━━ Dataset extract ━━

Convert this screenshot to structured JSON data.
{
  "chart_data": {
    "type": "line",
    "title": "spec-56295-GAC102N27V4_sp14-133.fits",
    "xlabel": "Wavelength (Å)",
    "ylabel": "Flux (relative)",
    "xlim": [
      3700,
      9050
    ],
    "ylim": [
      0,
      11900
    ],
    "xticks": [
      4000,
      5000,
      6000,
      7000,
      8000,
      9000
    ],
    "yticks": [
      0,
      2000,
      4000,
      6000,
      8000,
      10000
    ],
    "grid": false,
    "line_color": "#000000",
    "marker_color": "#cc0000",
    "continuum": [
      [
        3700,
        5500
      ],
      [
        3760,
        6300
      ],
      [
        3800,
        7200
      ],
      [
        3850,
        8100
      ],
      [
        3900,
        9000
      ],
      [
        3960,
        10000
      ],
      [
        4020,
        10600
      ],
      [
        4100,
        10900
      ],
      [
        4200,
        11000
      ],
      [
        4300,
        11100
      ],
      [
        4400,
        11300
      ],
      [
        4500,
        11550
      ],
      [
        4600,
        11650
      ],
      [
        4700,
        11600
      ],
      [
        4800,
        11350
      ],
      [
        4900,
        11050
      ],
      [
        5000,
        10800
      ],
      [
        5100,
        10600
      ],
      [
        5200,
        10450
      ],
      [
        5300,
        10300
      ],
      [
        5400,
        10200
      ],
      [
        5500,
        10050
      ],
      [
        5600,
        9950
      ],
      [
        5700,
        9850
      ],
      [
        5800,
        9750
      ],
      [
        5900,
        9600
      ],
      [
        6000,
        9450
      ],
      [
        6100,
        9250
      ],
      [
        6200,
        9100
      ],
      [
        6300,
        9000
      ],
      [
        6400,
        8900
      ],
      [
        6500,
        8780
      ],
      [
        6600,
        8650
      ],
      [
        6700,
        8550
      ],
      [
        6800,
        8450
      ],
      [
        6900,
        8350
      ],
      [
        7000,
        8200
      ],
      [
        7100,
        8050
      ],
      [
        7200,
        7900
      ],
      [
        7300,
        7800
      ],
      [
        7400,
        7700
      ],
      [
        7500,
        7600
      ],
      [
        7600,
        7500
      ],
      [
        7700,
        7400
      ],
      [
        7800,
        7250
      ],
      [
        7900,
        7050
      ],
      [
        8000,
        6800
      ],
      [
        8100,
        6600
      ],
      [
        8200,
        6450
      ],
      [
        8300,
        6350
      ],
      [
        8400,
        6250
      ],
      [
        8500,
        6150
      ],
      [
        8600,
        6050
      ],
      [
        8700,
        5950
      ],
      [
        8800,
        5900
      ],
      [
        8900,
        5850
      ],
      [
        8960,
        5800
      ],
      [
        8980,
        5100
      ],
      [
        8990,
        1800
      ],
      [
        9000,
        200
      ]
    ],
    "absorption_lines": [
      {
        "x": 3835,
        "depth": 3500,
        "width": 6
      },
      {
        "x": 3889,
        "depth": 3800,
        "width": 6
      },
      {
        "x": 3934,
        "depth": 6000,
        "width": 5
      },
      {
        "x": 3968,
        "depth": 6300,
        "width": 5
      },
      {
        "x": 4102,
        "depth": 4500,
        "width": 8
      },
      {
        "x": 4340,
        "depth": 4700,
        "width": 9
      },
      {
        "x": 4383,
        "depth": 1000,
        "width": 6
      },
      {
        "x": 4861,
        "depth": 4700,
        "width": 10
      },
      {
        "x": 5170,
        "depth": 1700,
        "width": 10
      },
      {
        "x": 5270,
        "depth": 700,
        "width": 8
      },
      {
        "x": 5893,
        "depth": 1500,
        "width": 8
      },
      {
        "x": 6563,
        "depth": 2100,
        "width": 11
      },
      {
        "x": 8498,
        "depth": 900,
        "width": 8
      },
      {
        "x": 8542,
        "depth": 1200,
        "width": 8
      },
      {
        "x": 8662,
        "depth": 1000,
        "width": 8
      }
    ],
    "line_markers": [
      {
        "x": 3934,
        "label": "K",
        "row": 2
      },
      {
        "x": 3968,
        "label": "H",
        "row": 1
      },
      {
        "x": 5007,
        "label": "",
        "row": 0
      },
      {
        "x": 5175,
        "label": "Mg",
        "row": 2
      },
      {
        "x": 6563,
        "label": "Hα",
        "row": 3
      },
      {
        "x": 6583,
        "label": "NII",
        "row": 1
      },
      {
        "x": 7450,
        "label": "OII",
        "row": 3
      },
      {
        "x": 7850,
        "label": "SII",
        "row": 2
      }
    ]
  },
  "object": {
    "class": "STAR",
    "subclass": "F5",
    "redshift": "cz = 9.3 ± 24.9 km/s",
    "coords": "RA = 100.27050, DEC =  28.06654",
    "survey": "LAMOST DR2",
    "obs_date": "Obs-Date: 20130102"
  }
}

━━━

[Work instructions] Extract every record and return it verbatim.

[Task response]
Convert this screenshot to structured JSON data.
{
  "chart_data": {
    "type": "line",
    "title": "spec-56295-GAC102N27V4_sp14-133.fits",
    "xlabel": "Wavelength (Å)",
    "ylabel": "Flux (relative)",
    "xlim": [
      3700,
      9050
    ],
    "ylim": [
      0,
      11900
    ],
    "xticks": [
      4000,
      5000,
      6000,
      7000,
      8000,
      9000
    ],
    "yticks": [
      0,
      2000,
      4000,
      6000,
      8000,
      10000
    ],
    "grid": false,
    "line_color": "#000000",
    "marker_color": "#cc0000",
    "continuum": [
      [
        3700,
        5500
      ],
      [
        3760,
        6300
      ],
      [
        3800,
        7200
      ],
      [
        3850,
        8100
      ],
      [
        3900,
        9000
      ],
      [
        3960,
        10000
      ],
      [
        4020,
        10600
      ],
      [
        4100,
        10900
      ],
      [
        4200,
        11000
      ],
      [
        4300,
        11100
      ],
      [
        4400,
        11300
      ],
      [
        4500,
        11550
      ],
      [
        4600,
        11650
      ],
      [
        4700,
        11600
      ],
      [
        4800,
        11350
      ],
      [
        4900,
        11050
      ],
      [
        5000,
        10800
      ],
      [
        5100,
        10600
      ],
      [
        5200,
        10450
      ],
      [
        5300,
        10300
      ],
      [
        5400,
        10200
      ],
      [
        5500,
        10050
      ],
      [
        5600,
        9950
      ],
      [
        5700,
        9850
      ],
      [
        5800,
        9750
      ],
      [
        5900,
        9600
      ],
      [
        6000,
        9450
      ],
      [
        6100,
        9250
      ],
      [
        6200,
        9100
      ],
      [
        6300,
        9000
      ],
      [
        6400,
        8900
      ],
      [
        6500,
        8780
      ],
      [
        6600,
        8650
      ],
      [
        6700,
        8550
      ],
      [
        6800,
        8450
      ],
      [
        6900,
        8350
      ],
      [
        7000,
        8200
      ],
      [
        7100,
        8050
      ],
      [
        7200,
        7900
      ],
      [
        7300,
        7800
      ],
      [
        7400,
        7700
      ],
      [
        7500,
        7600
      ],
      [
        7600,
        7500
      ],
      [
        7700,
        7400
      ],
      [
        7800,
        7250
      ],
      [
        7900,
        7050
      ],
      [
        8000,
        6800
      ],
      [
        8100,
        6600
      ],
      [
        8200,
        6450
      ],
      [
        8300,
        6350
      ],
      [
        8400,
        6250
      ],
      [
        8500,
        6150
      ],
      [
        8600,
        6050
      ],
      [
        8700,
        5950
      ],
      [
        8800,
        5900
      ],
      [
        8900,
        5850
      ],
      [
        8960,
        5800
      ],
      [
        8980,
        5100
      ],
      [
        8990,
        1800
      ],
      [
        9000,
        200
      ]
    ],
    "absorption_lines": [
      {
        "x": 3835,
        "depth": 3500,
        "width": 6
      },
      {
        "x": 3889,
        "depth": 3800,
        "width": 6
      },
      {
        "x": 3934,
        "depth": 6000,
        "width": 5
      },
      {
        "x": 3968,
        "depth": 6300,
        "width": 5
      },
      {
        "x": 4102,
        "depth": 4500,
        "width": 8
      },
      {
        "x": 4340,
        "depth": 4700,
        "width": 9
      },
      {
        "x": 4383,
        "depth": 1000,
        "width": 6
      },
      {
        "x": 4861,
        "depth": 4700,
        "width": 10
      },
      {
        "x": 5170,
        "depth": 1700,
        "width": 10
      },
      {
        "x": 5270,
        "depth": 700,
        "width": 8
      },
      {
        "x": 5893,
        "depth": 1500,
        "width": 8
      },
      {
        "x": 6563,
        "depth": 2100,
        "width": 11
      },
      {
        "x": 8498,
        "depth": 900,
        "width": 8
      },
      {
        "x": 8542,
        "depth": 1200,
        "width": 8
      },
      {
        "x": 8662,
        "depth": 1000,
        "width": 8
      }
    ],
    "line_markers": [
      {
        "x": 3934,
        "label": "K",
        "row": 2
      },
      {
        "x": 3968,
        "label": "H",
        "row": 1
      },
      {
        "x": 5007,
        "label": "",
        "row": 0
      },
      {
        "x": 5175,
        "label": "Mg",
        "row": 2
      },
      {
        "x": 6563,
        "label": "Hα",
        "row": 3
      },
      {
        "x": 6583,
        "label": "NII",
        "row": 1
      },
      {
        "x": 7450,
        "label": "OII",
        "row": 3
      },
      {
        "x": 7850,
        "label": "SII",
        "row": 2
      }
    ]
  },
  "object": {
    "class": "STAR",
    "subclass": "F5",
    "redshift": "cz = 9.3 ± 24.9 km/s",
    "coords": "RA = 100.27050, DEC =  28.06654",
    "survey": "LAMOST DR2",
    "obs_date": "Obs-Date: 20130102"
  }
}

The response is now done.